─── EXTRAIT DU DOCUMENT

2.0 La disposition fidéicommissaire relative aux enfans d'Adrien est doublement vicieuse.

Elle est prohibée par l'article 896 du Code Napoléon.

Elle n'est pas valable, puisqu'elle n'est faite qu'au profit de ceux des enfans d'Adrien qui ne sont pas établis par mariage, et non en faveur de tous ses enfans nés et à naître, condition sans laquelle elle n'est point permise, suivant l'article 1050.

Elle est encore nulle, parce qu'il n'est permis au frère de substituer ses neveux ou nièces qu'en grati-. fiant leur père, soit par institution, donation ou legs.

Ici Adrien Drion ne reçoit aucune libéralité; il n'est ni donataire, ni institué, ni légataire: ses enfans sont appellés à la mort de François leur oncle, seul grevé.

Les articles 1048 et 1049, qui sont des exceptions à · la règle générale établie par l'article 896, doivent être réservés dans les cas formellement exprimés.

Ces articles, très-clairement expliqués par l'article subséquent, n'autorisent la substitution qu'en faveur des enfans du grevé; il n'y a de grevé que celui qui reçoit à charge de conserver et de rendre ; donc la disposition relative aux enfans d'Adrien non gratifié est nulle: elle sort de l'exception pour rentrer dans la règle pro-hibitive.

Il en est de même du legs de 6000 francs fait à ceux des enfans d'Adrien non encore mariés; ce legs contient évidemment une substitution fideicommissaire réciproque, prohibée par l'article 896.

Tous ces moyens furent suivis d'un entier succès par jugement du 20 novembre 1807; le tribunal de l'arrondissement de Charleroi annulla l'institution universelle et les charges apposées à cette institution, mais il ordonna le paiement des legs particuliers : il paraît que cet objet n'avait pas été traité en première instance sous son véritable point de vue; ce jugement fut déféré à la connaissance de la Cour d'Appel par François Drion.

La cause prit un nouveau degré d'intérêt sur une question non agitée devant le premier juge : l'institution universelle serait-elle nulle pour le tout, ou la nullité serait-elle limitée au seul genre de biens substitués ?

On a vu que la charge imposée à François Drion de conserver et de rendre à ses deux enfans ne frappait que sur les immeubles : de ce que la substitution des immeubles serait nulle et emporterait la nullité de l'institution de cette partie, François Drion soutenait qu'il ne s'ensuivait pas que le mobilier dût être enveloppé dans la nullité; il prétendait au surplus que l'institution était entièrement valable.

──────
─── DONNÉES DE L'EXERCICE

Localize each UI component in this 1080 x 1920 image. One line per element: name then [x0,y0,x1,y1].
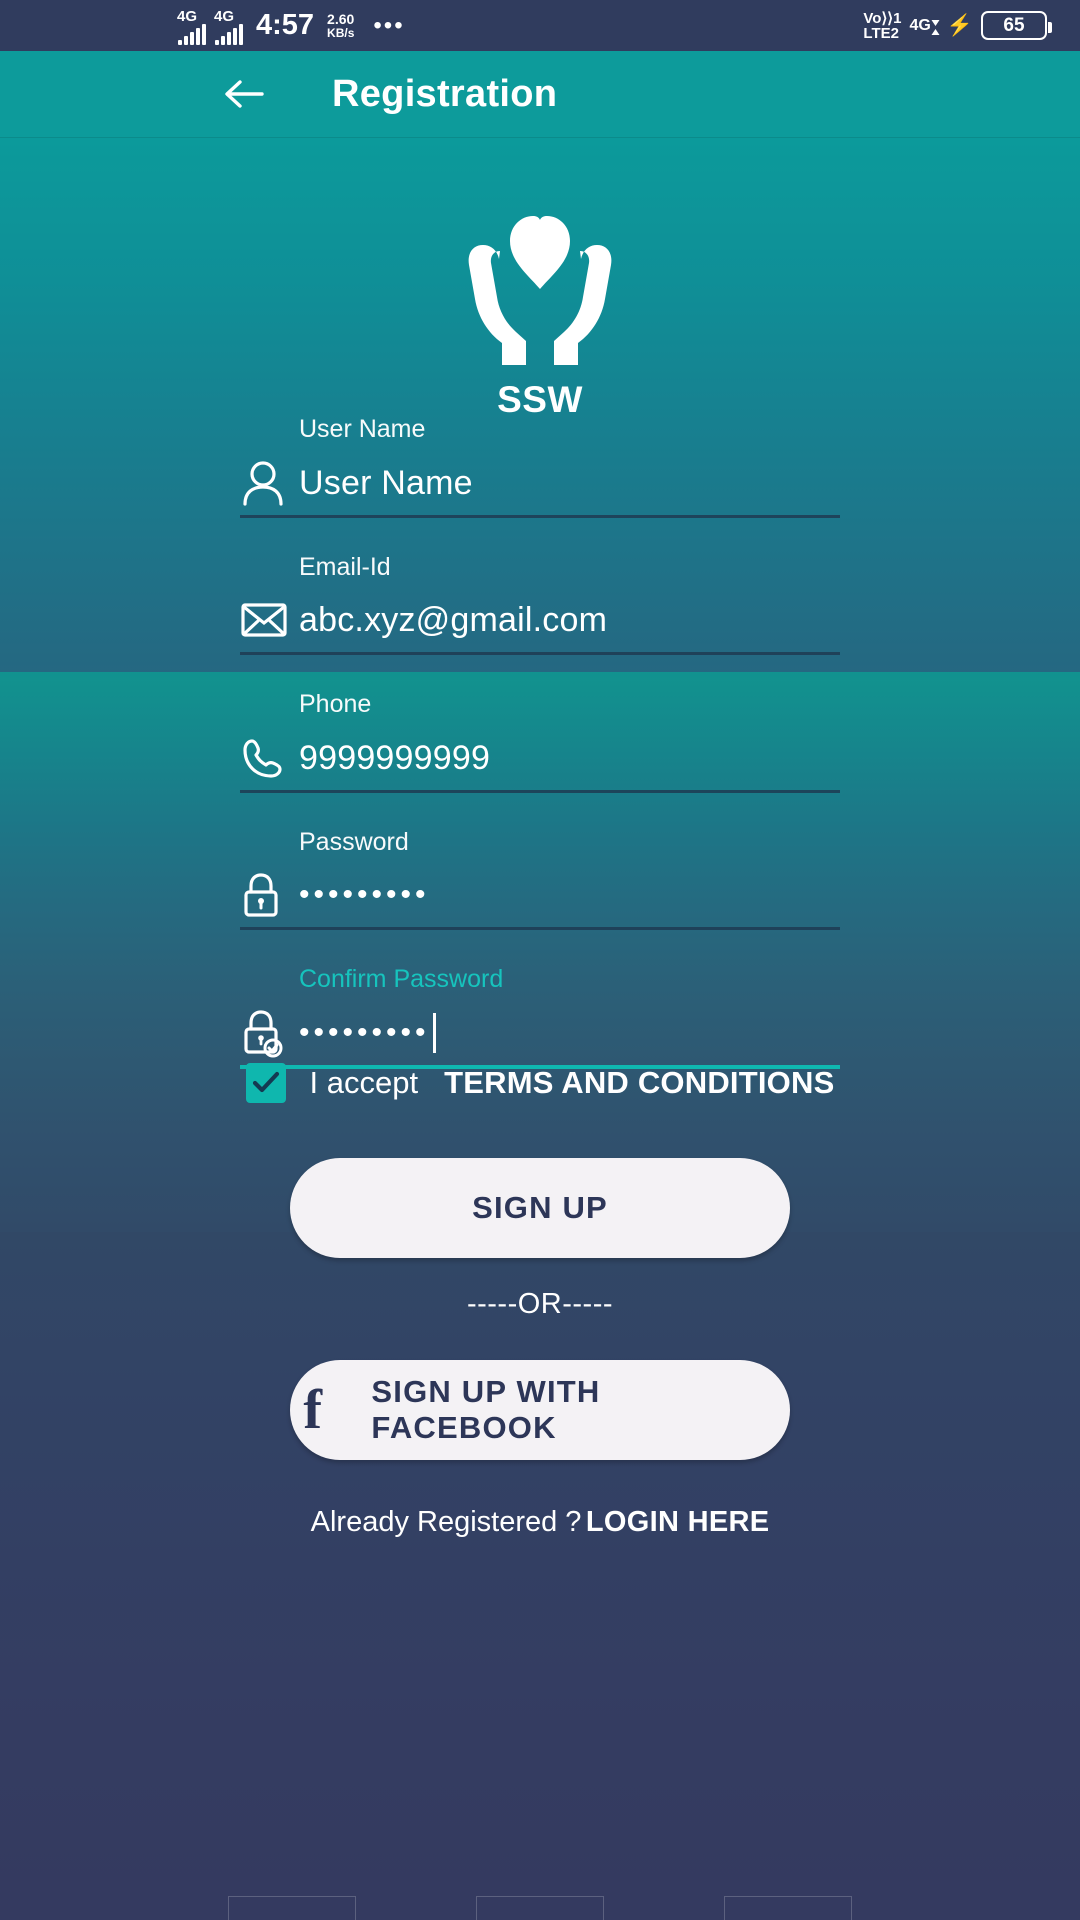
field-username-underline [240,514,840,518]
app-logo-text: SSW [497,379,583,420]
data-transfer-arrows-icon [931,19,940,35]
field-phone-underline [240,789,840,793]
sign-up-button[interactable]: SIGN UP [290,1158,790,1258]
sign-up-facebook-label: SIGN UP WITH FACEBOOK [371,1374,601,1445]
status-bar-right: Vo⟩⟩1 LTE2 4G ⚡ 65 [863,0,1052,51]
network-speed-value: 2.60 [327,10,355,27]
battery-indicator: 65 [981,11,1052,40]
battery-percent-label: 65 [1003,14,1025,36]
registration-form: User Name User Name Email-Id abc.xyz@gma… [0,415,1080,1069]
data-network-icon: 4G [909,16,940,35]
text-caret [432,1012,436,1053]
user-icon [240,457,299,509]
heart-in-hands-icon [468,216,612,365]
volte-line-1: Vo⟩⟩1 [863,9,902,27]
terms-and-conditions-link[interactable]: TERMS AND CONDITIONS [444,1065,834,1101]
screen-content: SSW User Name User Name Email-Id abc.xyz… [0,138,1080,1920]
registration-screen: SSW User Name User Name Email-Id abc.xyz… [0,138,1080,1920]
status-bar-clock: 4:57 [256,9,315,41]
lock-icon [240,869,299,921]
field-username-label: User Name [299,415,426,443]
volte-line-2: LTE2 [863,24,899,42]
page-title: Registration [332,72,558,115]
field-username-input[interactable]: User Name [299,466,473,500]
nav-back-hint[interactable] [228,1896,356,1920]
nav-recents-hint[interactable] [724,1896,852,1920]
app-logo: SSW [0,193,1080,421]
signal-bars-sim1 [178,23,206,45]
terms-checkbox[interactable] [245,1063,286,1103]
app-bar: Registration [0,51,1080,138]
field-password: Password ••••••••• [240,827,840,930]
field-password-underline [240,927,840,930]
sim1-network-label: 4G [177,7,198,25]
network-speed-unit: KB/s [327,25,355,40]
field-phone: Phone 9999999999 [240,690,840,793]
already-registered-label: Already Registered ? [310,1506,582,1538]
terms-row: I accept TERMS AND CONDITIONS [0,1063,1080,1103]
field-password-row[interactable]: ••••••••• [240,865,840,925]
status-bar: 4G 4G 4:57 2.60 KB/s ••• Vo⟩⟩1 LTE2 4G ⚡… [0,0,1080,51]
field-password-input[interactable]: ••••••••• [299,880,430,910]
field-email: Email-Id abc.xyz@gmail.com [240,552,840,655]
field-confirm-password-label: Confirm Password [299,965,504,993]
or-divider: -----OR----- [466,1288,614,1320]
phone-icon [240,732,299,784]
facebook-icon: f [303,1379,323,1441]
sign-up-facebook-button[interactable]: f SIGN UP WITH FACEBOOK [290,1360,790,1460]
field-confirm-password: Confirm Password ••••••••• [240,965,840,1069]
login-footer: Already Registered ? LOGIN HERE [0,1506,1080,1539]
sign-up-button-label: SIGN UP [472,1190,608,1225]
field-email-row[interactable]: abc.xyz@gmail.com [240,590,840,650]
login-here-link[interactable]: LOGIN HERE [586,1506,769,1538]
field-phone-input[interactable]: 9999999999 [299,741,490,775]
field-phone-row[interactable]: 9999999999 [240,728,840,788]
terms-accept-label: I accept [309,1065,419,1100]
data-network-label: 4G [909,16,931,34]
signal-sim2-icon: 4G [214,7,243,45]
charging-bolt-icon: ⚡ [946,13,973,37]
field-username: User Name User Name [240,415,840,518]
status-bar-left: 4G 4G 4:57 2.60 KB/s ••• [177,0,405,51]
field-username-row[interactable]: User Name [240,453,840,513]
field-phone-label: Phone [299,690,372,718]
field-email-input[interactable]: abc.xyz@gmail.com [299,603,607,637]
arrow-left-icon [225,80,264,108]
envelope-icon [240,594,299,646]
lock-check-icon [240,1007,299,1059]
signal-bars-sim2 [215,23,243,45]
field-email-underline [240,652,840,655]
checkmark-icon [252,1071,279,1093]
signal-sim1-icon: 4G [177,7,206,45]
notification-overflow-icon: ••• [373,11,405,39]
field-password-label: Password [299,827,409,856]
field-confirm-password-input[interactable]: ••••••••• [299,1017,430,1048]
navigation-bar [0,1896,1080,1920]
field-email-label: Email-Id [299,552,391,581]
nav-home-hint[interactable] [476,1896,604,1920]
back-button[interactable] [222,72,266,116]
network-speed-indicator: 2.60 KB/s [327,12,354,39]
volte-icon: Vo⟩⟩1 LTE2 [863,11,901,41]
field-confirm-password-row[interactable]: ••••••••• [240,1003,840,1063]
sim2-network-label: 4G [214,7,235,25]
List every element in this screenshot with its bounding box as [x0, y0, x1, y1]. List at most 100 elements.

──────

◆ ÉNONCÉ 1 ◆
Restituez sous forme de liste numérotée, sans les lignes vides, les enregistrements compris entre la ligne contenant "field-username-underline [240,514,840,518]" et celle contenant "user-icon [240,457,299,509]", ces deux lignes incluses.
◆ ÉNONCÉ 2 ◆
Rédigez la suite de l'exposé sur la substitution fidéicommissaire, à partir de sa dernière phrase.

◆ RÉPONSE 1 ◆
1. field-username-underline [240,514,840,518]
2. app-logo-text: SSW [497,379,583,420]
3. data-transfer-arrows-icon [931,19,940,35]
4. field-phone-underline [240,789,840,793]
5. sign-up-button[interactable]: SIGN UP [290,1158,790,1258]
6. sign-up-facebook-label: SIGN UP WITH FACEBOOK [371,1374,601,1445]
7. status-bar-right: Vo⟩⟩1 LTE2 4G ⚡ 65 [863,0,1052,51]
8. network-speed-value: 2.60 [327,10,355,27]
9. battery-indicator: 65 [981,11,1052,40]
10. battery-percent-label: 65 [1003,14,1025,36]
11. registration-form: User Name User Name Email-Id abc.xyz@gma… [0,415,1080,1069]
12. data-network-icon: 4G [909,16,940,35]
13. text-caret [432,1012,436,1053]
14. user-icon [240,457,299,509]

◆ RÉPONSE 2 ◆
C'est ici que François Drion renouvelait la discussion sur le sens du paragraphe de l'article 896 : la nullité de la substitution emporte-t-elle la nullité de l'institution?

Cette difficulté est du nombre de celles qui ont

exercé la plume des jurisconsultes ; la matière est trop connue pour ressaisir toutes les observations qui ont été faites jusqu'à présent; les opinions sont formées; mais la raison de droit reste toujours; la nullité du fidéicommis n'entraîne pas la nullité de l'institution; c'est ce qui est décidé dans les lois romaines, et c'est ce qui a été suivi dans la jurisprudence française selon cette maxime de droit : utile per inutile non vitiatur.

Pour renverser cette règle généralement adoptée, il faudrait un texte clair et précis; est-ce dans le paragraphe de l'article 896 que l'on trouvera une peine aussi insolite, aussi contraire aux idées reçues?

La disposition, y est-il dit, est nulle, même à l'égard de l'institué, etc.

Que signifie cette explication du législateur? que l'institué ou le donataire est déchargé de l'obligation de conserver et de rendre; que non-seulement le fidéicommis est anéanti, mais qu'il ne reste même aucune action utile contre le grevé.

Le langage de la loi est celui du droit commun; si l'on eût entendu faire tourner le bénéfice de la disposition au profit de l'héritier ab intestat, eût-on manqué de le dire? On ne présumera jamais que le législateur ́ait voulu détruire un principe préexistant sans l'exprimer en termes positifs; mais en abandonnant pour un moment cette opinion, en thèse générale, il serait encore vrai que la disposition serait valable dans l'espèce.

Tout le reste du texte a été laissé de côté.